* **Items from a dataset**
** Start **
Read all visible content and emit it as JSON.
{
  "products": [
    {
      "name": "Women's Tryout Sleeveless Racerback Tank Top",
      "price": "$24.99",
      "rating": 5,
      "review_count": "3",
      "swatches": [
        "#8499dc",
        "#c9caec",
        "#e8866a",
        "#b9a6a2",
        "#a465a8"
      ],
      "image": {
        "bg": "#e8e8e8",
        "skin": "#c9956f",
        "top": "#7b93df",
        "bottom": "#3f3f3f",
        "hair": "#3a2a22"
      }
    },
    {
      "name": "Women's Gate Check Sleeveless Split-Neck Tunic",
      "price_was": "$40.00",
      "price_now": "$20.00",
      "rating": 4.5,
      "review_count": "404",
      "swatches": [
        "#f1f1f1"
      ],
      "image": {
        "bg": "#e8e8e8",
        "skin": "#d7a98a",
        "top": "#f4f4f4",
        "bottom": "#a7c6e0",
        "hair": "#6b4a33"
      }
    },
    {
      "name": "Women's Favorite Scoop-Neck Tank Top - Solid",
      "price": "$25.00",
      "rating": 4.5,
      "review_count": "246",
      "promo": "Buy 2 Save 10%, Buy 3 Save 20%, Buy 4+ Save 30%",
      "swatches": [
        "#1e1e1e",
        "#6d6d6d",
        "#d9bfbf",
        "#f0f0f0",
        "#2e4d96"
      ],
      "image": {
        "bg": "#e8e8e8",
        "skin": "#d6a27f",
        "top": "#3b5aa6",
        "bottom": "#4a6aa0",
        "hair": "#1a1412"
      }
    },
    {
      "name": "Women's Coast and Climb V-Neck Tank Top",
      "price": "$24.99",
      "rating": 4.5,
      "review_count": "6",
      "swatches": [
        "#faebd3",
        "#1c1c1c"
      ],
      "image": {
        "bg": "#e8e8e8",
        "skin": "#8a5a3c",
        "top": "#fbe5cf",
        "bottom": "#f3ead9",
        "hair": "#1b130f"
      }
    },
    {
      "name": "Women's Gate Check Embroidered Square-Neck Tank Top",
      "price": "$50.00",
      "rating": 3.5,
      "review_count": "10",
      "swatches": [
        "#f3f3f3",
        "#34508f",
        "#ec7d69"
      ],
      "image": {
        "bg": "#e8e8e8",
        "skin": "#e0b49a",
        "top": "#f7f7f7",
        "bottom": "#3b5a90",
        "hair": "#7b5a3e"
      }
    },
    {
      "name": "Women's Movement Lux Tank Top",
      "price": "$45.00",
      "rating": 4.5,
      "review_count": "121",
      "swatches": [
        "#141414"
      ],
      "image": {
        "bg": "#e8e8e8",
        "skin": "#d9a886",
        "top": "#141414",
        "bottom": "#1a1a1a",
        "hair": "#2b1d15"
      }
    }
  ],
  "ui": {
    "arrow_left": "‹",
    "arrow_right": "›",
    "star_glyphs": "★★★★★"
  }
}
** End **
* **Given problem**
Gather all lines of the records that include the word "Neck".

* **Response to this task**
      "name": "Women's Gate Check Sleeveless Split-Neck Tunic",
      "name": "Women's Favorite Scoop-Neck Tank Top - Solid",
      "name": "Women's Coast and Climb V-Neck Tank Top",
      "name": "Women's Gate Check Embroidered Square-Neck Tank Top",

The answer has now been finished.